(Dataset excerpt)
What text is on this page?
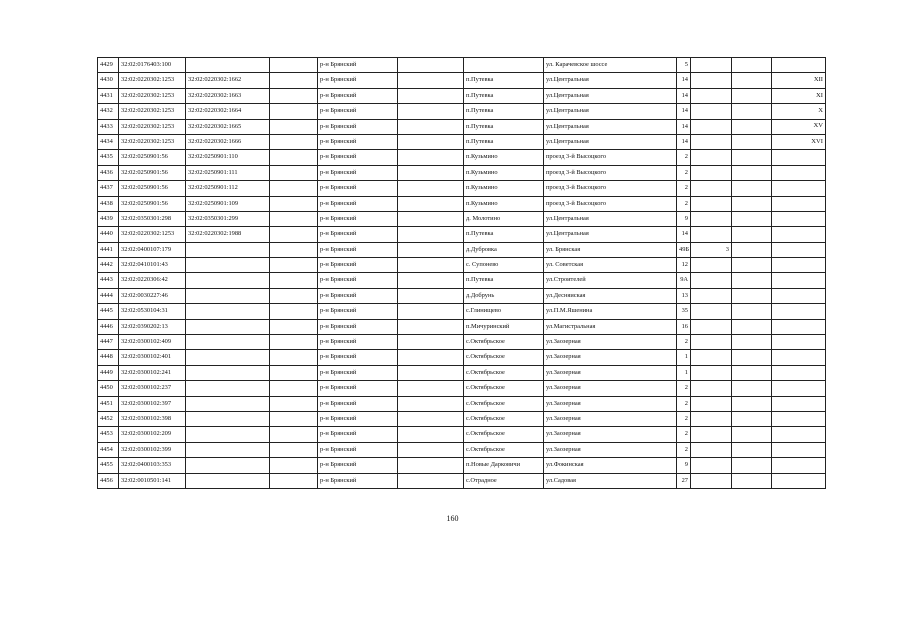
4429	32:02:0176403:100			р-н Брянский			ул. Карачевское шоссе	5			
4430	32:02:0220302:1253	32:02:0220302:1662		р-н Брянский		п.Путевка	ул.Центральная	14			XII
4431	32:02:0220302:1253	32:02:0220302:1663		р-н Брянский		п.Путевка	ул.Центральная	14			XI
4432	32:02:0220302:1253	32:02:0220302:1664		р-н Брянский		п.Путевка	ул.Центральная	14			X
4433	32:02:0220302:1253	32:02:0220302:1665		р-н Брянский		п.Путевка	ул.Центральная	14			XV
4434	32:02:0220302:1253	32:02:0220302:1666		р-н Брянский		п.Путевка	ул.Центральная	14			XVI
4435	32:02:0250901:56	32:02:0250901:110		р-н Брянский		п.Кузьмино	проезд 3-й Высоцкого	2			
4436	32:02:0250901:56	32:02:0250901:111		р-н Брянский		п.Кузьмино	проезд 3-й Высоцкого	2			
4437	32:02:0250901:56	32:02:0250901:112		р-н Брянский		п.Кузьмино	проезд 3-й Высоцкого	2			
4438	32:02:0250901:56	32:02:0250901:109		р-н Брянский		п.Кузьмино	проезд 3-й Высоцкого	2			
4439	32:02:0350301:298	32:02:0350301:299		р-н Брянский		д. Молотино	ул.Центральная	9			
4440	32:02:0220302:1253	32:02:0220302:1988		р-н Брянский		п.Путевка	ул.Центральная	14			
4441	32:02:0400107:179			р-н Брянский		д.Дубровка	ул. Брянская	49Б	3		
4442	32:02:0410101:43			р-н Брянский		с. Супонево	ул. Советская	12			
4443	32:02:0220306:42			р-н Брянский		п.Путевка	ул.Строителей	9А			
4444	32:02:0030227:46			р-н Брянский		д.Добрунь	ул.Десняиская	13			
4445	32:02:0530104:31			р-н Брянский		с.Глинищево	ул.П.М.Яшенина	35			
4446	32:02:0390202:13			р-н Брянский		п.Мичуринский	ул.Магистральная	16			
4447	32:02:0300102:409			р-н Брянский		с.Октябрьское	ул.Заозерная	2			
4448	32:02:0300102:401			р-н Брянский		с.Октябрьское	ул.Заозерная	1			
4449	32:02:0300102:241			р-н Брянский		с.Октябрьское	ул.Заозерная	1			
4450	32:02:0300102:237			р-н Брянский		с.Октябрьское	ул.Заозерная	2			
4451	32:02:0300102:397			р-н Брянский		с.Октябрьское	ул.Заозерная	2			
4452	32:02:0300102:398			р-н Брянский		с.Октябрьское	ул.Заозерная	2			
4453	32:02:0300102:209			р-н Брянский		с.Октябрьское	ул.Заозерная	2			
4454	32:02:0300102:399			р-н Брянский		с.Октябрьское	ул.Заозерная	2			
4455	32:02:0400103:353			р-н Брянский		п.Новые Дарковичи	ул.Фокинская	9			
4456	32:02:0010501:141			р-н Брянский		с.Отрадное	ул.Садовая	27			
160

▶ [WORK TO DO]
The entries above are to be returned exactly, without their pictures.

▶ [SOLVED EXERCISE]
What text is on this page?
4429	32:02:0176403:100			р-н Брянский			ул. Карачевское шоссе	5			
4430	32:02:0220302:1253	32:02:0220302:1662		р-н Брянский		п.Путевка	ул.Центральная	14			XII
4431	32:02:0220302:1253	32:02:0220302:1663		р-н Брянский		п.Путевка	ул.Центральная	14			XI
4432	32:02:0220302:1253	32:02:0220302:1664		р-н Брянский		п.Путевка	ул.Центральная	14			X
4433	32:02:0220302:1253	32:02:0220302:1665		р-н Брянский		п.Путевка	ул.Центральная	14			XV
4434	32:02:0220302:1253	32:02:0220302:1666		р-н Брянский		п.Путевка	ул.Центральная	14			XVI
4435	32:02:0250901:56	32:02:0250901:110		р-н Брянский		п.Кузьмино	проезд 3-й Высоцкого	2			
4436	32:02:0250901:56	32:02:0250901:111		р-н Брянский		п.Кузьмино	проезд 3-й Высоцкого	2			
4437	32:02:0250901:56	32:02:0250901:112		р-н Брянский		п.Кузьмино	проезд 3-й Высоцкого	2			
4438	32:02:0250901:56	32:02:0250901:109		р-н Брянский		п.Кузьмино	проезд 3-й Высоцкого	2			
4439	32:02:0350301:298	32:02:0350301:299		р-н Брянский		д. Молотино	ул.Центральная	9			
4440	32:02:0220302:1253	32:02:0220302:1988		р-н Брянский		п.Путевка	ул.Центральная	14			
4441	32:02:0400107:179			р-н Брянский		д.Дубровка	ул. Брянская	49Б	3		
4442	32:02:0410101:43			р-н Брянский		с. Супонево	ул. Советская	12			
4443	32:02:0220306:42			р-н Брянский		п.Путевка	ул.Строителей	9А			
4444	32:02:0030227:46			р-н Брянский		д.Добрунь	ул.Десняиская	13			
4445	32:02:0530104:31			р-н Брянский		с.Глинищево	ул.П.М.Яшенина	35			
4446	32:02:0390202:13			р-н Брянский		п.Мичуринский	ул.Магистральная	16			
4447	32:02:0300102:409			р-н Брянский		с.Октябрьское	ул.Заозерная	2			
4448	32:02:0300102:401			р-н Брянский		с.Октябрьское	ул.Заозерная	1			
4449	32:02:0300102:241			р-н Брянский		с.Октябрьское	ул.Заозерная	1			
4450	32:02:0300102:237			р-н Брянский		с.Октябрьское	ул.Заозерная	2			
4451	32:02:0300102:397			р-н Брянский		с.Октябрьское	ул.Заозерная	2			
4452	32:02:0300102:398			р-н Брянский		с.Октябрьское	ул.Заозерная	2			
4453	32:02:0300102:209			р-н Брянский		с.Октябрьское	ул.Заозерная	2			
4454	32:02:0300102:399			р-н Брянский		с.Октябрьское	ул.Заозерная	2			
4455	32:02:0400103:353			р-н Брянский		п.Новые Дарковичи	ул.Фокинская	9			
4456	32:02:0010501:141			р-н Брянский		с.Отрадное	ул.Садовая	27			
160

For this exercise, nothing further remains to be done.